__WORK INSTRUCTIONS__. Print the entries below word for word; the pictures stay out of your copy.
========================
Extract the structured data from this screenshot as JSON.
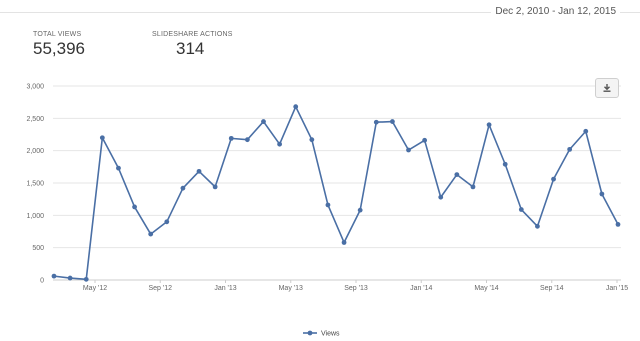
{
  "header": {
    "date_range": "Dec 2, 2010 - Jan 12, 2015"
  },
  "stats": {
    "total_views_label": "TOTAL VIEWS",
    "total_views_value": "55,396",
    "actions_label": "SLIDESHARE ACTIONS",
    "actions_value": "314"
  },
  "toolbar": {
    "download_icon": "download-icon"
  },
  "colors": {
    "series": "#4a6fa5",
    "grid": "#e6e6e6",
    "axis": "#cccccc"
  },
  "chart_data": {
    "type": "line",
    "title": "",
    "xlabel": "",
    "ylabel": "",
    "ylim": [
      0,
      3000
    ],
    "y_ticks": [
      "0",
      "500",
      "1,000",
      "1,500",
      "2,000",
      "2,500",
      "3,000"
    ],
    "x_tick_labels": [
      "May '12",
      "Sep '12",
      "Jan '13",
      "May '13",
      "Sep '13",
      "Jan '14",
      "May '14",
      "Sep '14",
      "Jan '15"
    ],
    "grid": true,
    "legend": "bottom-center",
    "series": [
      {
        "name": "Views",
        "values": [
          60,
          30,
          10,
          2200,
          1730,
          1130,
          710,
          900,
          1420,
          1680,
          1440,
          2190,
          2170,
          2450,
          2100,
          2680,
          2170,
          1160,
          580,
          1080,
          2440,
          2450,
          2010,
          2160,
          1280,
          1630,
          1440,
          2400,
          1790,
          1090,
          830,
          1560,
          2020,
          2300,
          1330,
          860
        ]
      }
    ]
  }
}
========================
__SOLUTION TO THE EXERCISE__.
Extract the structured data from this screenshot as JSON.
{
  "header": {
    "date_range": "Dec 2, 2010 - Jan 12, 2015"
  },
  "stats": {
    "total_views_label": "TOTAL VIEWS",
    "total_views_value": "55,396",
    "actions_label": "SLIDESHARE ACTIONS",
    "actions_value": "314"
  },
  "toolbar": {
    "download_icon": "download-icon"
  },
  "colors": {
    "series": "#4a6fa5",
    "grid": "#e6e6e6",
    "axis": "#cccccc"
  },
  "chart_data": {
    "type": "line",
    "title": "",
    "xlabel": "",
    "ylabel": "",
    "ylim": [
      0,
      3000
    ],
    "y_ticks": [
      "0",
      "500",
      "1,000",
      "1,500",
      "2,000",
      "2,500",
      "3,000"
    ],
    "x_tick_labels": [
      "May '12",
      "Sep '12",
      "Jan '13",
      "May '13",
      "Sep '13",
      "Jan '14",
      "May '14",
      "Sep '14",
      "Jan '15"
    ],
    "grid": true,
    "legend": "bottom-center",
    "series": [
      {
        "name": "Views",
        "values": [
          60,
          30,
          10,
          2200,
          1730,
          1130,
          710,
          900,
          1420,
          1680,
          1440,
          2190,
          2170,
          2450,
          2100,
          2680,
          2170,
          1160,
          580,
          1080,
          2440,
          2450,
          2010,
          2160,
          1280,
          1630,
          1440,
          2400,
          1790,
          1090,
          830,
          1560,
          2020,
          2300,
          1330,
          860
        ]
      }
    ]
  }
}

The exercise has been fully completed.